__Required task__
Return the entries below verbatim. Pictures stay out.

__Excerpted data__
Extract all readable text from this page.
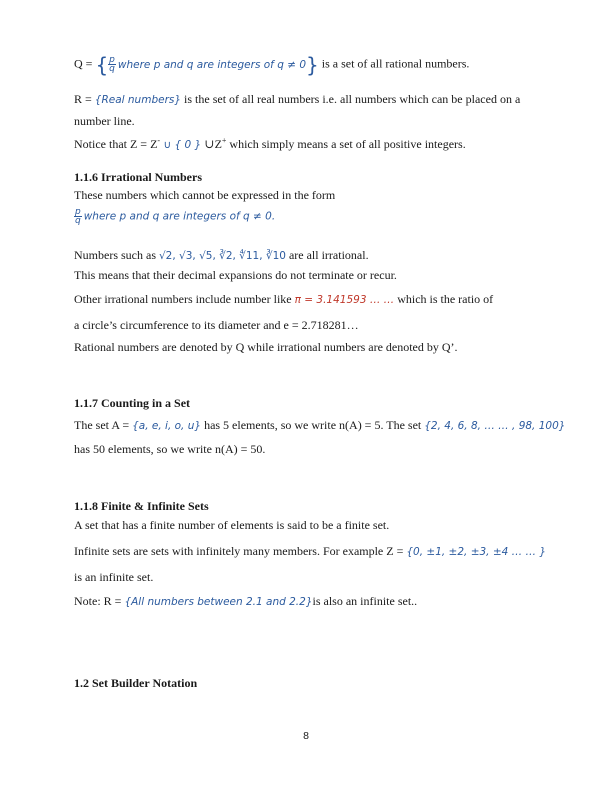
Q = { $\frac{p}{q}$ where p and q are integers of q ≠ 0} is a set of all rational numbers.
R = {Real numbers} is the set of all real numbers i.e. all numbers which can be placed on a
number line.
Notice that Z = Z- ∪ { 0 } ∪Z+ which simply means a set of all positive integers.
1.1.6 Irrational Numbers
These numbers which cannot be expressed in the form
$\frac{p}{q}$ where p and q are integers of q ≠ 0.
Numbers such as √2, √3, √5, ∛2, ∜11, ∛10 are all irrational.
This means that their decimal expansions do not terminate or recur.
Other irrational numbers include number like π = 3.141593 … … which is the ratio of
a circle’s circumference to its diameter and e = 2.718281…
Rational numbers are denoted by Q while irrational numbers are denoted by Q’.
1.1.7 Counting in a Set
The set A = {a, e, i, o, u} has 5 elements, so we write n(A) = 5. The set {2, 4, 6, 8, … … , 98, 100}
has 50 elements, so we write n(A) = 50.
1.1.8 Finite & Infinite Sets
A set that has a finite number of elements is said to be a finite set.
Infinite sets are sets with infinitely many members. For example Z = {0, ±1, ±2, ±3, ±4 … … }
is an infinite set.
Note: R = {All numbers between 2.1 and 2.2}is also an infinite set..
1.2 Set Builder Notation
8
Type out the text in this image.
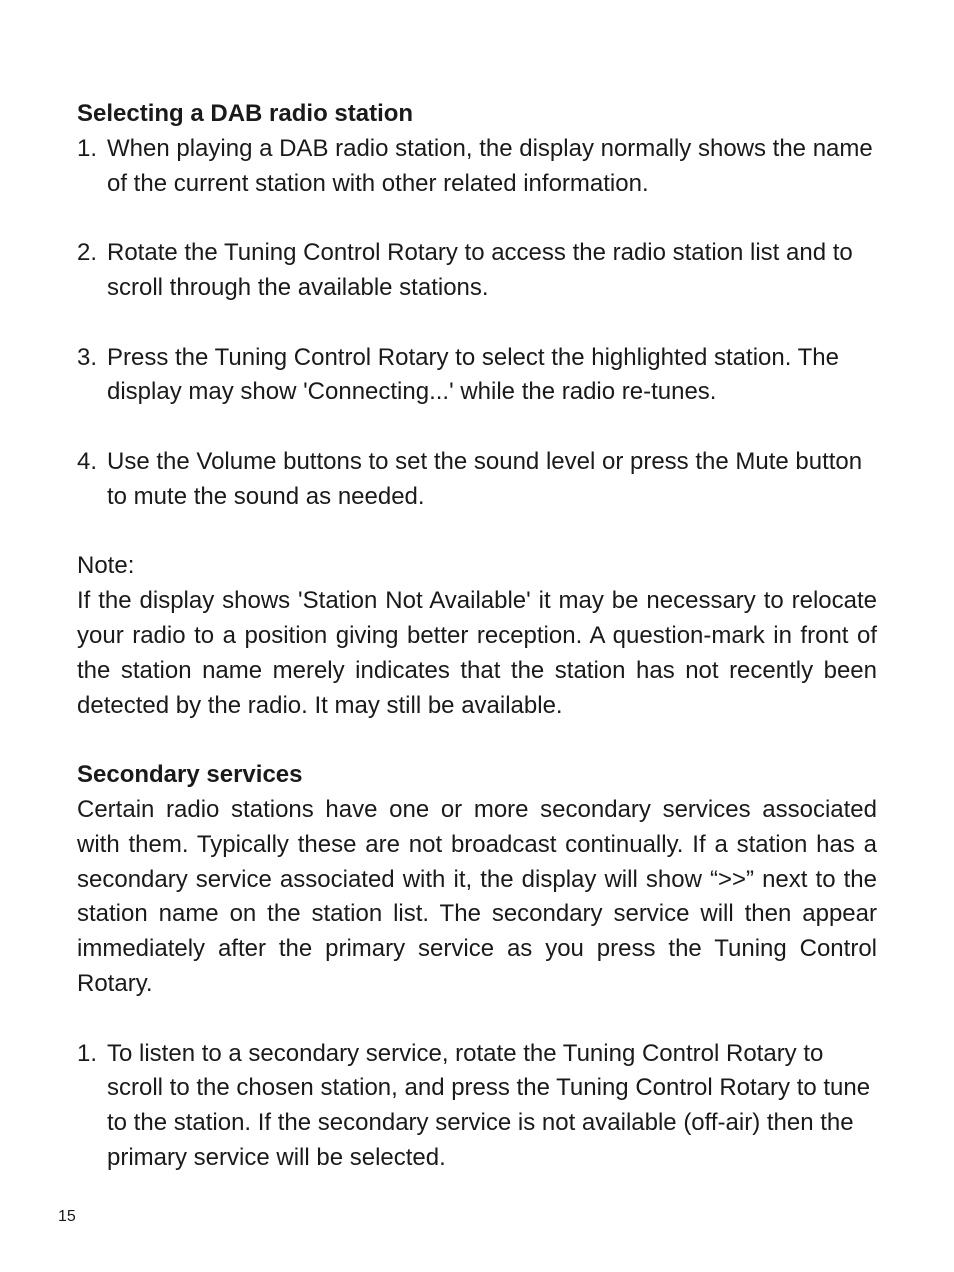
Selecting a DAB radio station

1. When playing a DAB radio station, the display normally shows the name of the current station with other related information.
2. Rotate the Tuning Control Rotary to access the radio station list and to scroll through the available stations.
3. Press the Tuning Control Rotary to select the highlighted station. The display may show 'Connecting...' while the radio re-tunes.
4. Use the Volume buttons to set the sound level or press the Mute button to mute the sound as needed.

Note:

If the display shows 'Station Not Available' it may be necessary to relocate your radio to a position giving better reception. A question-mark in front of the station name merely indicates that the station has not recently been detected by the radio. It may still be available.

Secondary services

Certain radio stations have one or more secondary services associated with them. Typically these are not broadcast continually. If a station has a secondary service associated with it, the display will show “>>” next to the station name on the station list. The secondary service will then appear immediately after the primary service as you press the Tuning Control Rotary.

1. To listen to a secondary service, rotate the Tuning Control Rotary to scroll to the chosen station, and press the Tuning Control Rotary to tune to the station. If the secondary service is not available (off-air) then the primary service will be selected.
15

__Output for this exercise__
Extract all readable text from this page.
Q = { $\frac{p}{q}$ where p and q are integers of q ≠ 0} is a set of all rational numbers.
R = {Real numbers} is the set of all real numbers i.e. all numbers which can be placed on a
number line.
Notice that Z = Z- ∪ { 0 } ∪Z+ which simply means a set of all positive integers.
1.1.6 Irrational Numbers
These numbers which cannot be expressed in the form
$\frac{p}{q}$ where p and q are integers of q ≠ 0.
Numbers such as √2, √3, √5, ∛2, ∜11, ∛10 are all irrational.
This means that their decimal expansions do not terminate or recur.
Other irrational numbers include number like π = 3.141593 … … which is the ratio of
a circle’s circumference to its diameter and e = 2.718281…
Rational numbers are denoted by Q while irrational numbers are denoted by Q’.
1.1.7 Counting in a Set
The set A = {a, e, i, o, u} has 5 elements, so we write n(A) = 5. The set {2, 4, 6, 8, … … , 98, 100}
has 50 elements, so we write n(A) = 50.
1.1.8 Finite & Infinite Sets
A set that has a finite number of elements is said to be a finite set.
Infinite sets are sets with infinitely many members. For example Z = {0, ±1, ±2, ±3, ±4 … … }
is an infinite set.
Note: R = {All numbers between 2.1 and 2.2}is also an infinite set..
1.2 Set Builder Notation
8
Type out the text in this image.
Selecting a DAB radio station

1. When playing a DAB radio station, the display normally shows the name of the current station with other related information.
2. Rotate the Tuning Control Rotary to access the radio station list and to scroll through the available stations.
3. Press the Tuning Control Rotary to select the highlighted station. The display may show 'Connecting...' while the radio re-tunes.
4. Use the Volume buttons to set the sound level or press the Mute button to mute the sound as needed.

Note:

If the display shows 'Station Not Available' it may be necessary to relocate your radio to a position giving better reception. A question-mark in front of the station name merely indicates that the station has not recently been detected by the radio. It may still be available.

Secondary services

Certain radio stations have one or more secondary services associated with them. Typically these are not broadcast continually. If a station has a secondary service associated with it, the display will show “>>” next to the station name on the station list. The secondary service will then appear immediately after the primary service as you press the Tuning Control Rotary.

1. To listen to a secondary service, rotate the Tuning Control Rotary to scroll to the chosen station, and press the Tuning Control Rotary to tune to the station. If the secondary service is not available (off-air) then the primary service will be selected.
15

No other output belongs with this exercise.